**Direction**. Omit all pictures, then retype the data exactly as given.
'''
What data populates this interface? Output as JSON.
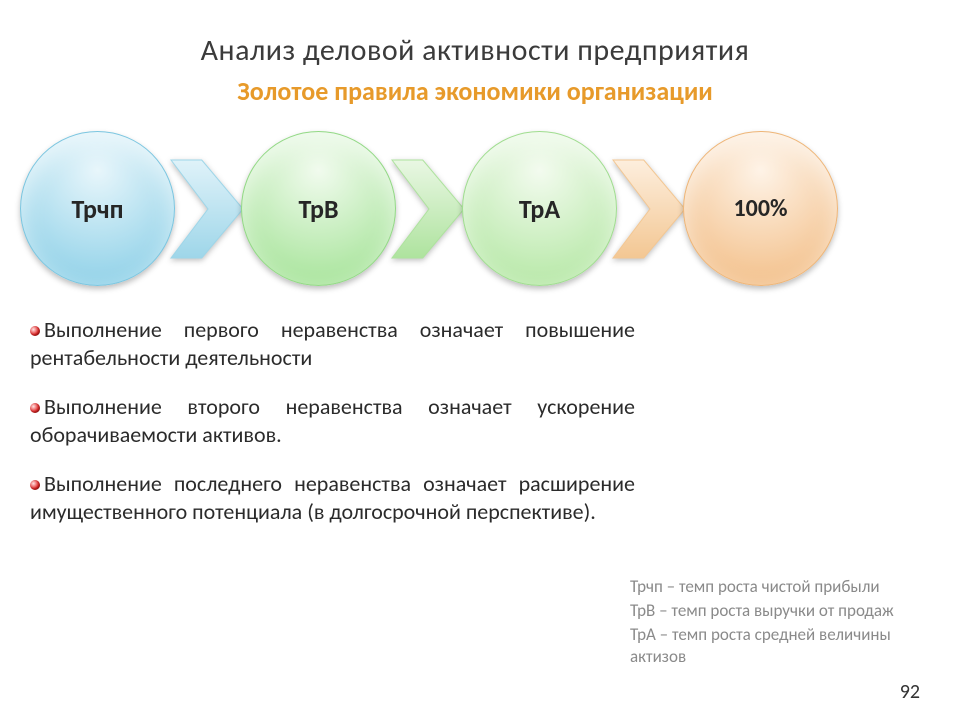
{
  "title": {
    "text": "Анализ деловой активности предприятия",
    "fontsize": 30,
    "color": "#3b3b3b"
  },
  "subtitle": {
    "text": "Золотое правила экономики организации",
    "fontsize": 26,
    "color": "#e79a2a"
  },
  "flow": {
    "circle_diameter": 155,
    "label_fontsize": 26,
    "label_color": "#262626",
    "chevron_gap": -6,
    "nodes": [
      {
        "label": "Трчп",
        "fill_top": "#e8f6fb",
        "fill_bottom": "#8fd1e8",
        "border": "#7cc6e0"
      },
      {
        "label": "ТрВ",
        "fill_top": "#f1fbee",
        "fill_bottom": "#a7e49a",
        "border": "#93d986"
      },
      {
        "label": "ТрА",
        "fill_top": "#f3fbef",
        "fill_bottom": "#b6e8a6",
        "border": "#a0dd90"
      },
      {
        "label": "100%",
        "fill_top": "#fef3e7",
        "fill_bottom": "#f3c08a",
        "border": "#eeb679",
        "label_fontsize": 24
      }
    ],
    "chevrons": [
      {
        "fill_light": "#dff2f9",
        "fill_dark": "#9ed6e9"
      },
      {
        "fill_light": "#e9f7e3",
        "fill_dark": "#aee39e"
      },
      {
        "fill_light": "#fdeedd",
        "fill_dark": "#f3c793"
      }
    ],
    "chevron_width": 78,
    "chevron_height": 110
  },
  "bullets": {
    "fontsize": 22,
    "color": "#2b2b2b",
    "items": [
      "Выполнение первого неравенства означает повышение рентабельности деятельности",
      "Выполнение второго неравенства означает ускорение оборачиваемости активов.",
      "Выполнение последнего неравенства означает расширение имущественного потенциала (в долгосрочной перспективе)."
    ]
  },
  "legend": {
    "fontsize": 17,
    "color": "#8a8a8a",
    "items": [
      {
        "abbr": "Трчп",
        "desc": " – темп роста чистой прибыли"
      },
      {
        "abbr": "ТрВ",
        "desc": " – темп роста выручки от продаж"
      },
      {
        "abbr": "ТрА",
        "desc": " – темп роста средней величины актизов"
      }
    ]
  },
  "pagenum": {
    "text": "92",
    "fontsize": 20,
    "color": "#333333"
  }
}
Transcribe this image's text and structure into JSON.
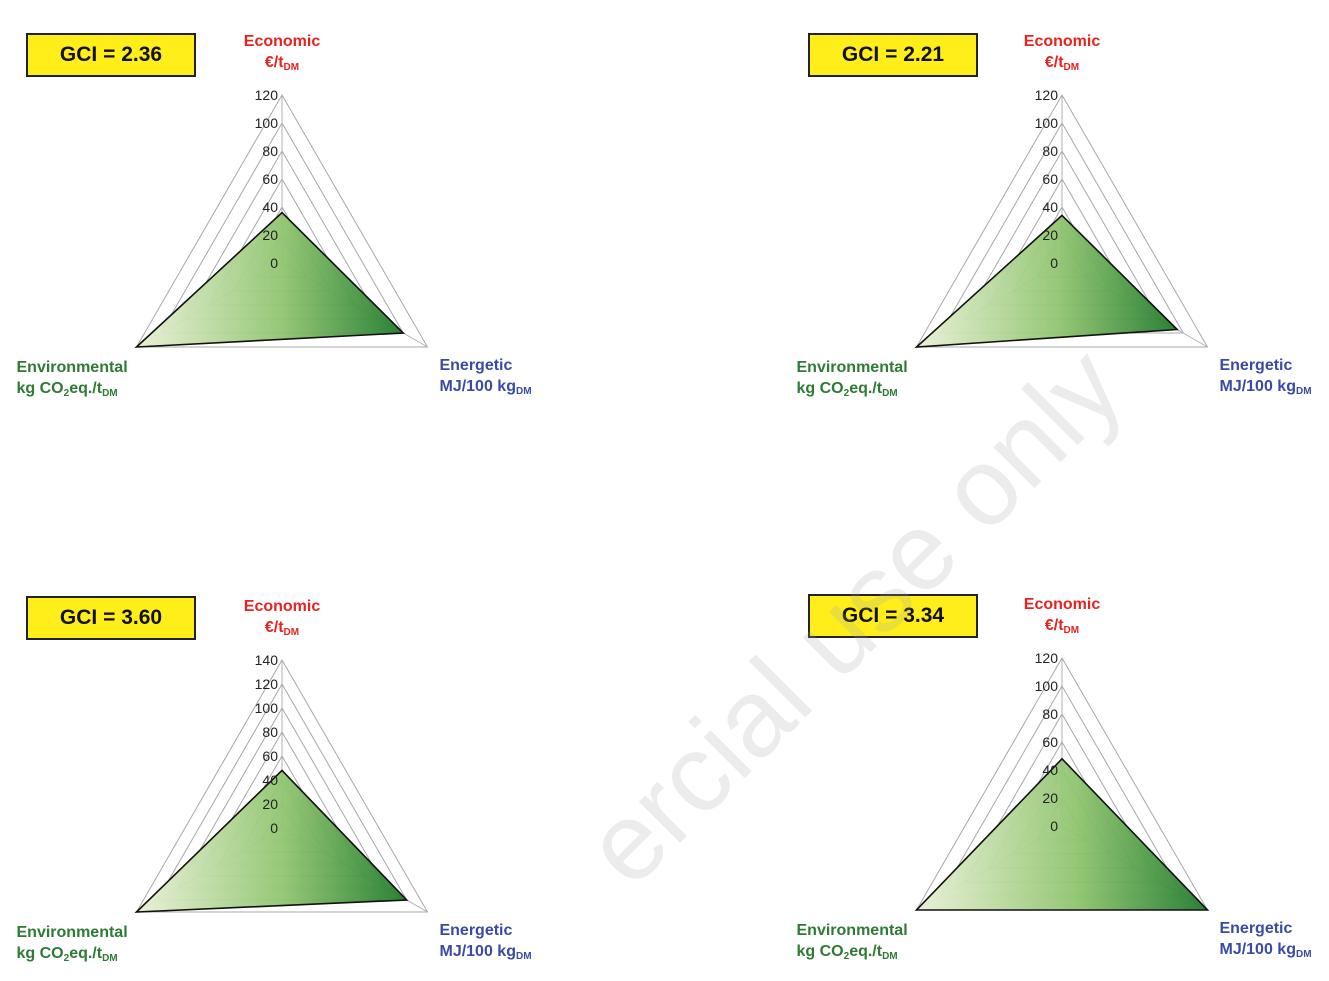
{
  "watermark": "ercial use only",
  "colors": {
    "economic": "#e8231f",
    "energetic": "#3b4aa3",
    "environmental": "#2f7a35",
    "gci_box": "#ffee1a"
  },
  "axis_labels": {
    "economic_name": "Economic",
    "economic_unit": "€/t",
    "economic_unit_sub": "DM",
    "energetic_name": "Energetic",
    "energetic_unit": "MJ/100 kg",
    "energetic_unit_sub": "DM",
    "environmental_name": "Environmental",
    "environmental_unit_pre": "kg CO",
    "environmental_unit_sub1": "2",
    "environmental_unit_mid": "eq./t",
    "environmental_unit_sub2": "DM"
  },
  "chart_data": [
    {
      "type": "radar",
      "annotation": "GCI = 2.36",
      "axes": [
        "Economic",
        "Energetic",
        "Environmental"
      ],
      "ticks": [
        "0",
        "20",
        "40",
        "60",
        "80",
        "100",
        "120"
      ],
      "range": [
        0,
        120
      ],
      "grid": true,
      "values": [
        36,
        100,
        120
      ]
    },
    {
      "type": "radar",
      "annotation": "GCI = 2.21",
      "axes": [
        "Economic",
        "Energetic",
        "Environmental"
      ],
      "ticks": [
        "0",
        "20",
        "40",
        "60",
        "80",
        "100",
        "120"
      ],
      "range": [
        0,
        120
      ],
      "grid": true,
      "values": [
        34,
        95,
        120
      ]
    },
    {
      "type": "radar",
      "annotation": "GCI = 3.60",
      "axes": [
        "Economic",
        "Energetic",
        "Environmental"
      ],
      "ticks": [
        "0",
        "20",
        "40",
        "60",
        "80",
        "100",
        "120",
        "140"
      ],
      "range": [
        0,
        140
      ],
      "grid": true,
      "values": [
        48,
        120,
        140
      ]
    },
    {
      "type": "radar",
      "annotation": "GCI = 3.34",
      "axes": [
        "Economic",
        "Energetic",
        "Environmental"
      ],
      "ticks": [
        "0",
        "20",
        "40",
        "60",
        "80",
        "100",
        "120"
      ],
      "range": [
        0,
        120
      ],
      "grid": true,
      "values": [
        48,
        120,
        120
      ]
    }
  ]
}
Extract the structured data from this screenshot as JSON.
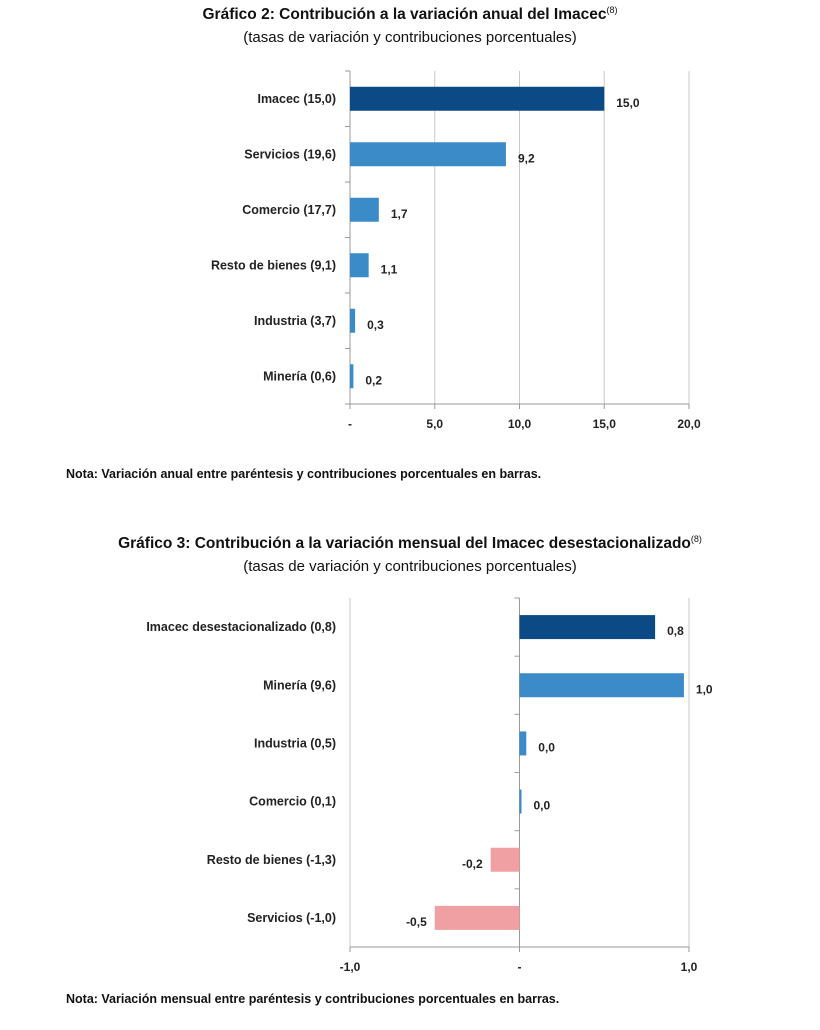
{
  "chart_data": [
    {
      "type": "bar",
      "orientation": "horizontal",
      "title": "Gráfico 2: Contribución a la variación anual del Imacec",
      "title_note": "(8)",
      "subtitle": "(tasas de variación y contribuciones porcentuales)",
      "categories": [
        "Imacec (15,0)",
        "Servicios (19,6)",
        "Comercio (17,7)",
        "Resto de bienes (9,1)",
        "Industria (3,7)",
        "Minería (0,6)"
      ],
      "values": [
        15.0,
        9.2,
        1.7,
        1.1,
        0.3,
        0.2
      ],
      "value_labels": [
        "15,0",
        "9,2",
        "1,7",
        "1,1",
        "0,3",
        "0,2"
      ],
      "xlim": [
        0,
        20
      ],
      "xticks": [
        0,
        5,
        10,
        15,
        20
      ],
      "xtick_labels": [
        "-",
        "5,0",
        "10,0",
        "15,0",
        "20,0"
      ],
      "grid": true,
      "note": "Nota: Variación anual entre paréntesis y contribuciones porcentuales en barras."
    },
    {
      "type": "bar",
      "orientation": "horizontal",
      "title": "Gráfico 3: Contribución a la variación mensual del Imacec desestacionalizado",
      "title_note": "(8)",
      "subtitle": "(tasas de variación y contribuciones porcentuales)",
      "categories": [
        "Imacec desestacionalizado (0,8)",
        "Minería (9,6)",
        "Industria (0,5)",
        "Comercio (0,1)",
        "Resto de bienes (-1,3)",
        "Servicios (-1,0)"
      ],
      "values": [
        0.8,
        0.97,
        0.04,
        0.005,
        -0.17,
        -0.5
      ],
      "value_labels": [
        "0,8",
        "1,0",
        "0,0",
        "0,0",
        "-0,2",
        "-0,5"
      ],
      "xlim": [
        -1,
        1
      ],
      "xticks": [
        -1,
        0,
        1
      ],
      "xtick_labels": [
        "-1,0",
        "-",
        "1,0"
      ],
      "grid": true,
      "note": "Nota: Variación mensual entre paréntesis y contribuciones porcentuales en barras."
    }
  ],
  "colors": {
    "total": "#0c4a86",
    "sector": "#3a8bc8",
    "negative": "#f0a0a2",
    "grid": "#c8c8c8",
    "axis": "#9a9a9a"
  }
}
'''
**Output below**.
What data populates this interface? Output as JSON.
{
  "title": {
    "text": "Анализ деловой активности предприятия",
    "fontsize": 30,
    "color": "#3b3b3b"
  },
  "subtitle": {
    "text": "Золотое правила экономики организации",
    "fontsize": 26,
    "color": "#e79a2a"
  },
  "flow": {
    "circle_diameter": 155,
    "label_fontsize": 26,
    "label_color": "#262626",
    "chevron_gap": -6,
    "nodes": [
      {
        "label": "Трчп",
        "fill_top": "#e8f6fb",
        "fill_bottom": "#8fd1e8",
        "border": "#7cc6e0"
      },
      {
        "label": "ТрВ",
        "fill_top": "#f1fbee",
        "fill_bottom": "#a7e49a",
        "border": "#93d986"
      },
      {
        "label": "ТрА",
        "fill_top": "#f3fbef",
        "fill_bottom": "#b6e8a6",
        "border": "#a0dd90"
      },
      {
        "label": "100%",
        "fill_top": "#fef3e7",
        "fill_bottom": "#f3c08a",
        "border": "#eeb679",
        "label_fontsize": 24
      }
    ],
    "chevrons": [
      {
        "fill_light": "#dff2f9",
        "fill_dark": "#9ed6e9"
      },
      {
        "fill_light": "#e9f7e3",
        "fill_dark": "#aee39e"
      },
      {
        "fill_light": "#fdeedd",
        "fill_dark": "#f3c793"
      }
    ],
    "chevron_width": 78,
    "chevron_height": 110
  },
  "bullets": {
    "fontsize": 22,
    "color": "#2b2b2b",
    "items": [
      "Выполнение первого неравенства означает повышение рентабельности деятельности",
      "Выполнение второго неравенства означает ускорение оборачиваемости активов.",
      "Выполнение последнего неравенства означает расширение имущественного потенциала (в долгосрочной перспективе)."
    ]
  },
  "legend": {
    "fontsize": 17,
    "color": "#8a8a8a",
    "items": [
      {
        "abbr": "Трчп",
        "desc": " – темп роста чистой прибыли"
      },
      {
        "abbr": "ТрВ",
        "desc": " – темп роста выручки от продаж"
      },
      {
        "abbr": "ТрА",
        "desc": " – темп роста средней величины актизов"
      }
    ]
  },
  "pagenum": {
    "text": "92",
    "fontsize": 20,
    "color": "#333333"
  }
}
Transcribe this image's text and structure into JSON.
{
  "watermark": "ercial use only",
  "colors": {
    "economic": "#e8231f",
    "energetic": "#3b4aa3",
    "environmental": "#2f7a35",
    "gci_box": "#ffee1a"
  },
  "axis_labels": {
    "economic_name": "Economic",
    "economic_unit": "€/t",
    "economic_unit_sub": "DM",
    "energetic_name": "Energetic",
    "energetic_unit": "MJ/100 kg",
    "energetic_unit_sub": "DM",
    "environmental_name": "Environmental",
    "environmental_unit_pre": "kg CO",
    "environmental_unit_sub1": "2",
    "environmental_unit_mid": "eq./t",
    "environmental_unit_sub2": "DM"
  },
  "chart_data": [
    {
      "type": "radar",
      "annotation": "GCI = 2.36",
      "axes": [
        "Economic",
        "Energetic",
        "Environmental"
      ],
      "ticks": [
        "0",
        "20",
        "40",
        "60",
        "80",
        "100",
        "120"
      ],
      "range": [
        0,
        120
      ],
      "grid": true,
      "values": [
        36,
        100,
        120
      ]
    },
    {
      "type": "radar",
      "annotation": "GCI = 2.21",
      "axes": [
        "Economic",
        "Energetic",
        "Environmental"
      ],
      "ticks": [
        "0",
        "20",
        "40",
        "60",
        "80",
        "100",
        "120"
      ],
      "range": [
        0,
        120
      ],
      "grid": true,
      "values": [
        34,
        95,
        120
      ]
    },
    {
      "type": "radar",
      "annotation": "GCI = 3.60",
      "axes": [
        "Economic",
        "Energetic",
        "Environmental"
      ],
      "ticks": [
        "0",
        "20",
        "40",
        "60",
        "80",
        "100",
        "120",
        "140"
      ],
      "range": [
        0,
        140
      ],
      "grid": true,
      "values": [
        48,
        120,
        140
      ]
    },
    {
      "type": "radar",
      "annotation": "GCI = 3.34",
      "axes": [
        "Economic",
        "Energetic",
        "Environmental"
      ],
      "ticks": [
        "0",
        "20",
        "40",
        "60",
        "80",
        "100",
        "120"
      ],
      "range": [
        0,
        120
      ],
      "grid": true,
      "values": [
        48,
        120,
        120
      ]
    }
  ]
}
Extract the structured data from this screenshot as JSON.
{
  "chart_data": [
    {
      "type": "bar",
      "orientation": "horizontal",
      "title": "Gráfico 2: Contribución a la variación anual del Imacec",
      "title_note": "(8)",
      "subtitle": "(tasas de variación y contribuciones porcentuales)",
      "categories": [
        "Imacec (15,0)",
        "Servicios (19,6)",
        "Comercio (17,7)",
        "Resto de bienes (9,1)",
        "Industria (3,7)",
        "Minería (0,6)"
      ],
      "values": [
        15.0,
        9.2,
        1.7,
        1.1,
        0.3,
        0.2
      ],
      "value_labels": [
        "15,0",
        "9,2",
        "1,7",
        "1,1",
        "0,3",
        "0,2"
      ],
      "xlim": [
        0,
        20
      ],
      "xticks": [
        0,
        5,
        10,
        15,
        20
      ],
      "xtick_labels": [
        "-",
        "5,0",
        "10,0",
        "15,0",
        "20,0"
      ],
      "grid": true,
      "note": "Nota: Variación anual entre paréntesis y contribuciones porcentuales en barras."
    },
    {
      "type": "bar",
      "orientation": "horizontal",
      "title": "Gráfico 3: Contribución a la variación mensual del Imacec desestacionalizado",
      "title_note": "(8)",
      "subtitle": "(tasas de variación y contribuciones porcentuales)",
      "categories": [
        "Imacec desestacionalizado (0,8)",
        "Minería (9,6)",
        "Industria (0,5)",
        "Comercio (0,1)",
        "Resto de bienes (-1,3)",
        "Servicios (-1,0)"
      ],
      "values": [
        0.8,
        0.97,
        0.04,
        0.005,
        -0.17,
        -0.5
      ],
      "value_labels": [
        "0,8",
        "1,0",
        "0,0",
        "0,0",
        "-0,2",
        "-0,5"
      ],
      "xlim": [
        -1,
        1
      ],
      "xticks": [
        -1,
        0,
        1
      ],
      "xtick_labels": [
        "-1,0",
        "-",
        "1,0"
      ],
      "grid": true,
      "note": "Nota: Variación mensual entre paréntesis y contribuciones porcentuales en barras."
    }
  ],
  "colors": {
    "total": "#0c4a86",
    "sector": "#3a8bc8",
    "negative": "#f0a0a2",
    "grid": "#c8c8c8",
    "axis": "#9a9a9a"
  }
}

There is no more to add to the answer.